==== Source text ====

Advantages of indexing
Advantages of indexing are as follows
- Better performance of queries.
- Fast searching from the database.
- Fast retrieval of data.
- Increase performance in SELECT query.
Disadvantages of indexing
Disadvantages of indexing are as follows
- Indexing takes more space.
- Decrease performance in INSERT, DELETE and UPDATE query.
Types of Indexing
*note: It’s Sparse not spare
Ordered indices
The indices are usually sorted to make searching faster. The indices which are sorted are known as ordered indices.
Example: Suppose we have an employee table with thousands of record and each of which is 10 bytes long. If their IDs start with 1, 2, 3….and so on and we have to search student with ID-543.
- In the case of a database with no index, we have to search the disk block from starting till it reaches 543. The DBMS will read the record after reading 543*10=5430 bytes.
- In the case of an index, we will search using indexes and the DBMS will read the record after reading 542*2= 1084 bytes which are very less compared to the previous case.
Primary Index
- If the index is created on the basis of the primary key of the table, then it is known as primary indexing. These primary keys are unique to each record and contain 1:1 relation between the records.
- As primary keys are stored in sorted order, the performance of the searching operation is quite efficient.
- The primary index can be classified into two types:
- Dense index
- Sparse index.
Dense index
- The dense index contains an index record for every search key value in the data file. It makes searching faster.
- In this, the number of records in the index table is the same as the number of records in the main table.
- It needs more space to store the index record itself. The index records have the search key and a pointer to the actual record on the disk.
Sparse index
- In the data file, index record appears only for a few items. Each item points to a block.
- In this, instead of pointing to each record in the main table, the index points to the records in the main table in a gap.
Clustering Index
In a clustered index, table records are sorted physically to match the index.
- A clustered index can be defined as an ordered data file. Sometimes the index is created on non-primary key columns which may not be unique for each record.
- In this case, to identify the record faster, we will group two or more columns to get the unique value and create index out of them. This method is called a clustering index.
- The records which have similar characteristics are grouped, and indexes are created for these group.
Example: suppose a company contains several employees in each department. Suppose we use a clustering index, where all employees which belong to the same Dept_ID are considered within a single cluster, and index pointers point to the cluster as a whole. Here Dept_Id is a non-unique key.
Secondary Index
The index table is stored in main memory and main memory is small in size, and the sparse index is also big in size, so we need to build the secondary index.

==== Data supplied ====

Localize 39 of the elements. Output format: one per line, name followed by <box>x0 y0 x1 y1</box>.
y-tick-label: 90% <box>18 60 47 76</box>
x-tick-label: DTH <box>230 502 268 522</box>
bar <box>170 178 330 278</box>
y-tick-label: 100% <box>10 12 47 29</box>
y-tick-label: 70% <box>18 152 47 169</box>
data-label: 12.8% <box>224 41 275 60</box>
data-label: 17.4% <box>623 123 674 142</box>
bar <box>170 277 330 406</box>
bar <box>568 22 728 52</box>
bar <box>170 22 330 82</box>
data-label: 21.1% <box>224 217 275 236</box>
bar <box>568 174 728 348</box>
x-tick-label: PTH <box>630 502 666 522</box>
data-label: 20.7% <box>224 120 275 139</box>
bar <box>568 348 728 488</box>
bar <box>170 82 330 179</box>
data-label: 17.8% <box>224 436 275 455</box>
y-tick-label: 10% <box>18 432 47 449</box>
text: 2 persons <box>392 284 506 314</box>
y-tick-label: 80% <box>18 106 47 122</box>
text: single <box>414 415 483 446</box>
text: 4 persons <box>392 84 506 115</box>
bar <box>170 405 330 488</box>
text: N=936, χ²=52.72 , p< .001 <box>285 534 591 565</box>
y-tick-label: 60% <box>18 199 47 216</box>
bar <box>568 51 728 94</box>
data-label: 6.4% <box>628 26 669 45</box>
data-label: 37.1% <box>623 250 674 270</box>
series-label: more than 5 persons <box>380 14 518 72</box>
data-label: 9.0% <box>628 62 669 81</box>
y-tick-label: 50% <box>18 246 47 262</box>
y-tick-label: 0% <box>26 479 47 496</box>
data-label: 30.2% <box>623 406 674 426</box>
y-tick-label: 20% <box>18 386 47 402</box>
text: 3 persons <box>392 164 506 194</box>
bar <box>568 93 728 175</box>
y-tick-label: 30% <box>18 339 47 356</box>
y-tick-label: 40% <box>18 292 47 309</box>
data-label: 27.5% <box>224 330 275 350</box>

====

Your tasks |
(a) Set down the passage from the indexing text from "- In this, the" to "to a block." word for word.
(b) According to the indexing text, how are table records sorted in a clustered index?

Results of the exercise |
(a)
- In this, the number of records in the index table is the same as the number of records in the main table.
- It needs more space to store the index record itself. The index records have the search key and a pointer to the actual record on the disk.
Sparse index
- In the data file, index record appears only for a few items. Each item points to a block.

(b) They are sorted physically to match the index.